**EXERCISE INPUT:**
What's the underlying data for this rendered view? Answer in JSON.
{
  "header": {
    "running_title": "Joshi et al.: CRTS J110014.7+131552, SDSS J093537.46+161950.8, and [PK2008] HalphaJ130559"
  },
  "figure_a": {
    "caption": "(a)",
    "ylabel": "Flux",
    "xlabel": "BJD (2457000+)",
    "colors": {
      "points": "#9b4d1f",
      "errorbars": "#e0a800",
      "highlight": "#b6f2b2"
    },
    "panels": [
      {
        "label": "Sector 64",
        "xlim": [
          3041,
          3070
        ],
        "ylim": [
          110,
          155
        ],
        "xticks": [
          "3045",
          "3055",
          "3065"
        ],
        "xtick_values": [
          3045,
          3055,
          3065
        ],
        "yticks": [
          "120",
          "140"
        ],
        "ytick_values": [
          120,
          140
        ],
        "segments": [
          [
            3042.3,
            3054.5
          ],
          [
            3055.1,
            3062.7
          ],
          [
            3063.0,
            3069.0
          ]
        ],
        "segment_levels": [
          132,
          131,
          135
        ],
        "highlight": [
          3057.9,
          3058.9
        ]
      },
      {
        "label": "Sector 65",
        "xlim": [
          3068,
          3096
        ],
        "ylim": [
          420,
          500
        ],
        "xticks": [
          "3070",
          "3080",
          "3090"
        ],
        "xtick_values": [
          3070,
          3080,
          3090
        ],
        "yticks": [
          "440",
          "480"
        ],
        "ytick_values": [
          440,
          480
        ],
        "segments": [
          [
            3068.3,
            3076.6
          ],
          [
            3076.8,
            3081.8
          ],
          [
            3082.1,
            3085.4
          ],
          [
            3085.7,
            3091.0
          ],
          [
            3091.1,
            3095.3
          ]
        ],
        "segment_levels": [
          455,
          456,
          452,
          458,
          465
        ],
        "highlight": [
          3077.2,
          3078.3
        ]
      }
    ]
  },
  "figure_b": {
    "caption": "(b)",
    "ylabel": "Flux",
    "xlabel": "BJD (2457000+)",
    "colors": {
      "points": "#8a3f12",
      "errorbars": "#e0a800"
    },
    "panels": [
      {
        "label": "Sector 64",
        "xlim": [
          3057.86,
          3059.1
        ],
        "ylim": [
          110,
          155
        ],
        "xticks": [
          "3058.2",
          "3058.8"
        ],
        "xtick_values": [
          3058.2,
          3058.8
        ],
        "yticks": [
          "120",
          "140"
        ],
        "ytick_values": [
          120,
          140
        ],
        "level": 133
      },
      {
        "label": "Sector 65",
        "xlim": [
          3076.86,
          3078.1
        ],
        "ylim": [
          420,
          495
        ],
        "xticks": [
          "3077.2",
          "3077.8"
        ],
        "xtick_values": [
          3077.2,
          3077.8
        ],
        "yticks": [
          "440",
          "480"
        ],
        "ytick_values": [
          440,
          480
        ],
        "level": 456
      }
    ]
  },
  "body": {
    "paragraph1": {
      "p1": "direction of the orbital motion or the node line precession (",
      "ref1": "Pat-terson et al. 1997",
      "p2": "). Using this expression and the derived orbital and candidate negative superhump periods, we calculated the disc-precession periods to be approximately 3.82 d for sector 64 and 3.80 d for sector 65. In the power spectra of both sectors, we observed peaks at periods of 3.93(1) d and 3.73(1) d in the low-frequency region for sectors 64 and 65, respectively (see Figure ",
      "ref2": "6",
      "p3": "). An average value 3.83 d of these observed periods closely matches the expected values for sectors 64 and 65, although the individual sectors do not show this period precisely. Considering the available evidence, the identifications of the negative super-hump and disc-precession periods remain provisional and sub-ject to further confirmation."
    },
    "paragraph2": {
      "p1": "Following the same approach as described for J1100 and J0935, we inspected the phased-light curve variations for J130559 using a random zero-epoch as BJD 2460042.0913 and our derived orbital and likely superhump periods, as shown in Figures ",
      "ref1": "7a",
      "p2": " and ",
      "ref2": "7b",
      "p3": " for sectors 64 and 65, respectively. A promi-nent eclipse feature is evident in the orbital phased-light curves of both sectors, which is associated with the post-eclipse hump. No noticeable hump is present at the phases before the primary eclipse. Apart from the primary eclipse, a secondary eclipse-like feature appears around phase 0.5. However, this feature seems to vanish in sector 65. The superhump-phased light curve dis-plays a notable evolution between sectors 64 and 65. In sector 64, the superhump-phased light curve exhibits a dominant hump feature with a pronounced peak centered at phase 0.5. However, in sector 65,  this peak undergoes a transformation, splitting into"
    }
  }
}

**DIRECTION:**
Copy out the full set of records precisely, leaving nothing out.

**THE OUTPUT:**
What's the underlying data for this rendered view? Answer in JSON.
{
  "header": {
    "running_title": "Joshi et al.: CRTS J110014.7+131552, SDSS J093537.46+161950.8, and [PK2008] HalphaJ130559"
  },
  "figure_a": {
    "caption": "(a)",
    "ylabel": "Flux",
    "xlabel": "BJD (2457000+)",
    "colors": {
      "points": "#9b4d1f",
      "errorbars": "#e0a800",
      "highlight": "#b6f2b2"
    },
    "panels": [
      {
        "label": "Sector 64",
        "xlim": [
          3041,
          3070
        ],
        "ylim": [
          110,
          155
        ],
        "xticks": [
          "3045",
          "3055",
          "3065"
        ],
        "xtick_values": [
          3045,
          3055,
          3065
        ],
        "yticks": [
          "120",
          "140"
        ],
        "ytick_values": [
          120,
          140
        ],
        "segments": [
          [
            3042.3,
            3054.5
          ],
          [
            3055.1,
            3062.7
          ],
          [
            3063.0,
            3069.0
          ]
        ],
        "segment_levels": [
          132,
          131,
          135
        ],
        "highlight": [
          3057.9,
          3058.9
        ]
      },
      {
        "label": "Sector 65",
        "xlim": [
          3068,
          3096
        ],
        "ylim": [
          420,
          500
        ],
        "xticks": [
          "3070",
          "3080",
          "3090"
        ],
        "xtick_values": [
          3070,
          3080,
          3090
        ],
        "yticks": [
          "440",
          "480"
        ],
        "ytick_values": [
          440,
          480
        ],
        "segments": [
          [
            3068.3,
            3076.6
          ],
          [
            3076.8,
            3081.8
          ],
          [
            3082.1,
            3085.4
          ],
          [
            3085.7,
            3091.0
          ],
          [
            3091.1,
            3095.3
          ]
        ],
        "segment_levels": [
          455,
          456,
          452,
          458,
          465
        ],
        "highlight": [
          3077.2,
          3078.3
        ]
      }
    ]
  },
  "figure_b": {
    "caption": "(b)",
    "ylabel": "Flux",
    "xlabel": "BJD (2457000+)",
    "colors": {
      "points": "#8a3f12",
      "errorbars": "#e0a800"
    },
    "panels": [
      {
        "label": "Sector 64",
        "xlim": [
          3057.86,
          3059.1
        ],
        "ylim": [
          110,
          155
        ],
        "xticks": [
          "3058.2",
          "3058.8"
        ],
        "xtick_values": [
          3058.2,
          3058.8
        ],
        "yticks": [
          "120",
          "140"
        ],
        "ytick_values": [
          120,
          140
        ],
        "level": 133
      },
      {
        "label": "Sector 65",
        "xlim": [
          3076.86,
          3078.1
        ],
        "ylim": [
          420,
          495
        ],
        "xticks": [
          "3077.2",
          "3077.8"
        ],
        "xtick_values": [
          3077.2,
          3077.8
        ],
        "yticks": [
          "440",
          "480"
        ],
        "ytick_values": [
          440,
          480
        ],
        "level": 456
      }
    ]
  },
  "body": {
    "paragraph1": {
      "p1": "direction of the orbital motion or the node line precession (",
      "ref1": "Pat-terson et al. 1997",
      "p2": "). Using this expression and the derived orbital and candidate negative superhump periods, we calculated the disc-precession periods to be approximately 3.82 d for sector 64 and 3.80 d for sector 65. In the power spectra of both sectors, we observed peaks at periods of 3.93(1) d and 3.73(1) d in the low-frequency region for sectors 64 and 65, respectively (see Figure ",
      "ref2": "6",
      "p3": "). An average value 3.83 d of these observed periods closely matches the expected values for sectors 64 and 65, although the individual sectors do not show this period precisely. Considering the available evidence, the identifications of the negative super-hump and disc-precession periods remain provisional and sub-ject to further confirmation."
    },
    "paragraph2": {
      "p1": "Following the same approach as described for J1100 and J0935, we inspected the phased-light curve variations for J130559 using a random zero-epoch as BJD 2460042.0913 and our derived orbital and likely superhump periods, as shown in Figures ",
      "ref1": "7a",
      "p2": " and ",
      "ref2": "7b",
      "p3": " for sectors 64 and 65, respectively. A promi-nent eclipse feature is evident in the orbital phased-light curves of both sectors, which is associated with the post-eclipse hump. No noticeable hump is present at the phases before the primary eclipse. Apart from the primary eclipse, a secondary eclipse-like feature appears around phase 0.5. However, this feature seems to vanish in sector 65. The superhump-phased light curve dis-plays a notable evolution between sectors 64 and 65. In sector 64, the superhump-phased light curve exhibits a dominant hump feature with a pronounced peak centered at phase 0.5. However, in sector 65,  this peak undergoes a transformation, splitting into"
    }
  }
}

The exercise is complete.